◆ What is being asked:
Track down every line below that holds "certified" and copy it.

═════ Material ═════

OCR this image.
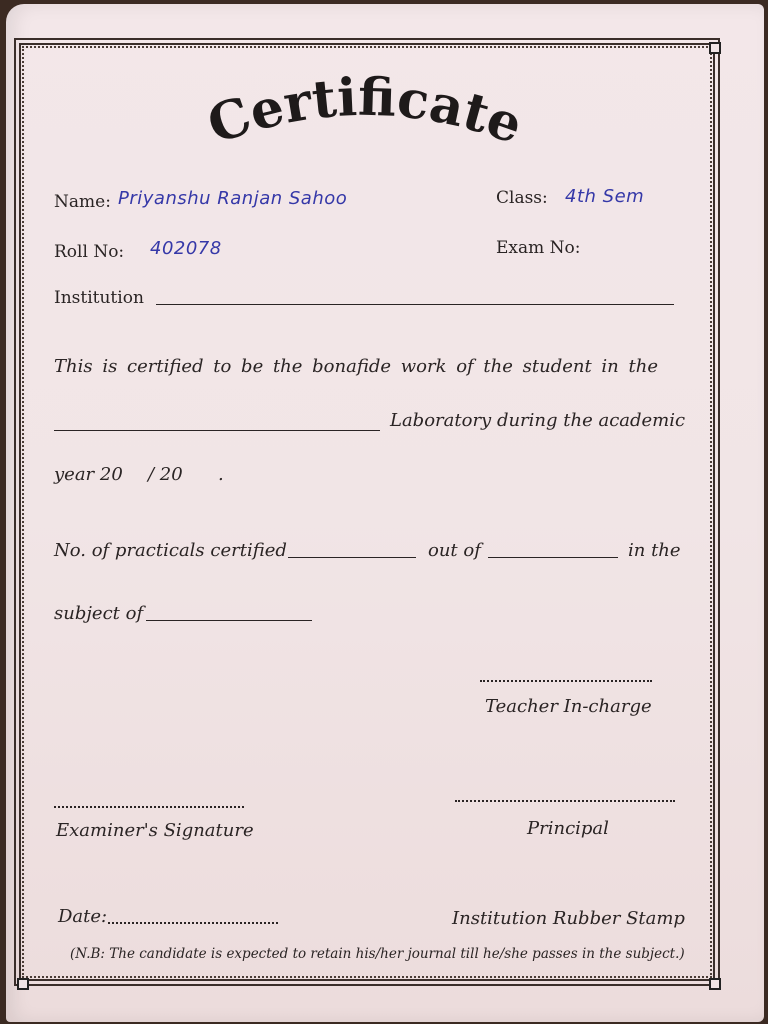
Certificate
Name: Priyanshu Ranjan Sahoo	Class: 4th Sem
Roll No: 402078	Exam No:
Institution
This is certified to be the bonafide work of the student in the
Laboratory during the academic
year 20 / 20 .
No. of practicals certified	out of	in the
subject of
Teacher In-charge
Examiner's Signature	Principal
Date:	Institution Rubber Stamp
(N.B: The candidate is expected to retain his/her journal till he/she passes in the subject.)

═════
═════ Material ═════

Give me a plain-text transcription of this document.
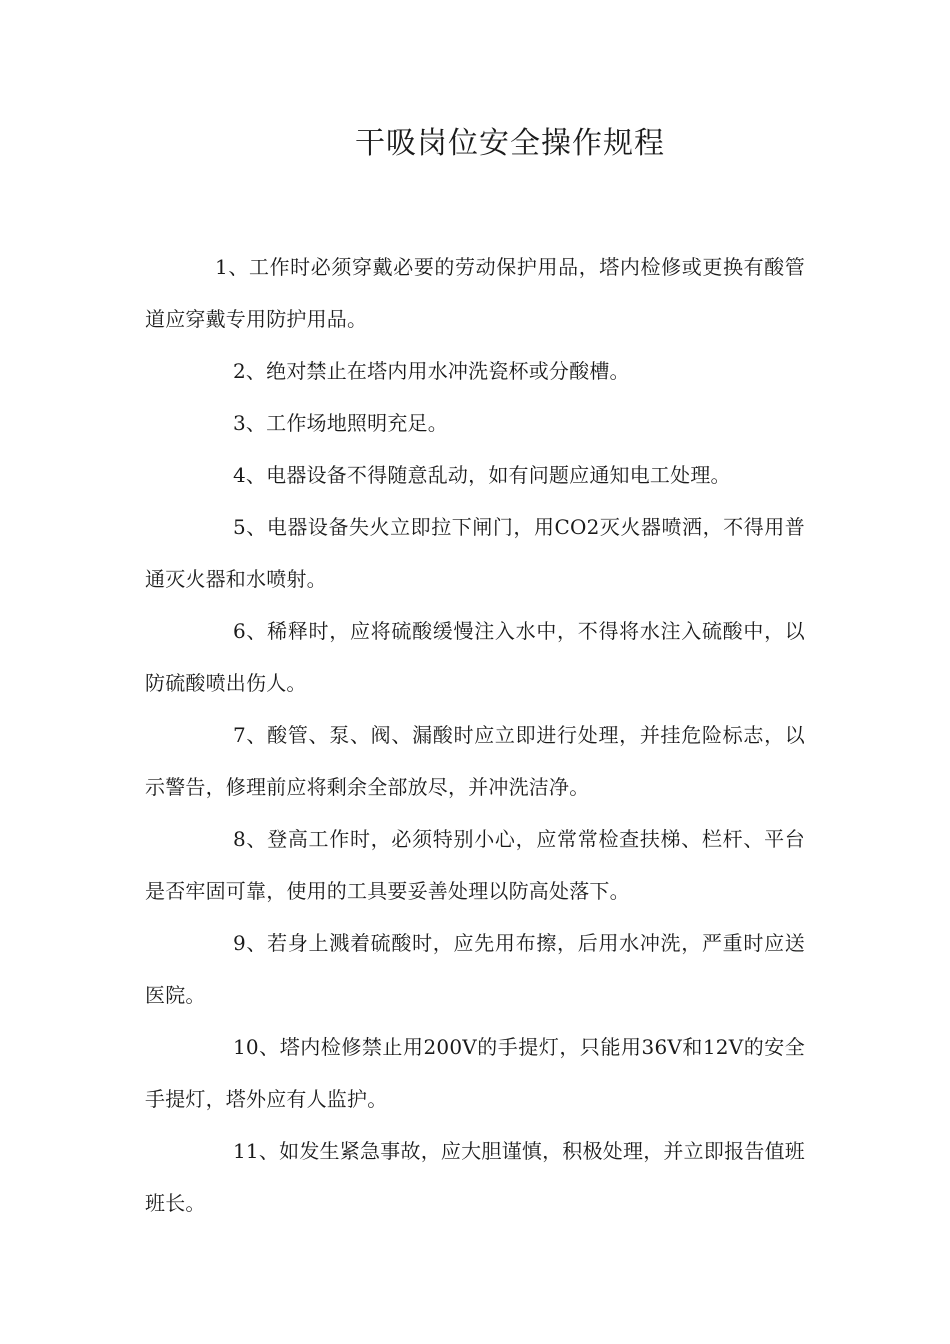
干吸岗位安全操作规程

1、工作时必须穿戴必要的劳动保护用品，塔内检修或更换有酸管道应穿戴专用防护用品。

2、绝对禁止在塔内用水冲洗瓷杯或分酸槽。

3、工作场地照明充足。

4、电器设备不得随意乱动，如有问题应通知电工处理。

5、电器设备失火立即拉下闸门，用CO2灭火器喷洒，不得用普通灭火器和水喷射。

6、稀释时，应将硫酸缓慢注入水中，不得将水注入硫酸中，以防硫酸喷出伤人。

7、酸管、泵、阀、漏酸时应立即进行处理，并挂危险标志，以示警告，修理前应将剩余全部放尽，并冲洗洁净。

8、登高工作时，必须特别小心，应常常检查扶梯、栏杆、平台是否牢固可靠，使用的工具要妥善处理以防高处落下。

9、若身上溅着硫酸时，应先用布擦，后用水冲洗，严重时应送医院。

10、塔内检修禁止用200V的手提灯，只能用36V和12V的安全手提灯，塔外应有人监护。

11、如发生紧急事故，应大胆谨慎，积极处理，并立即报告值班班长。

═════

◆ Right answer:
This is certified to be the bonafide work of the student in the
No. of practicals certified	out of	in the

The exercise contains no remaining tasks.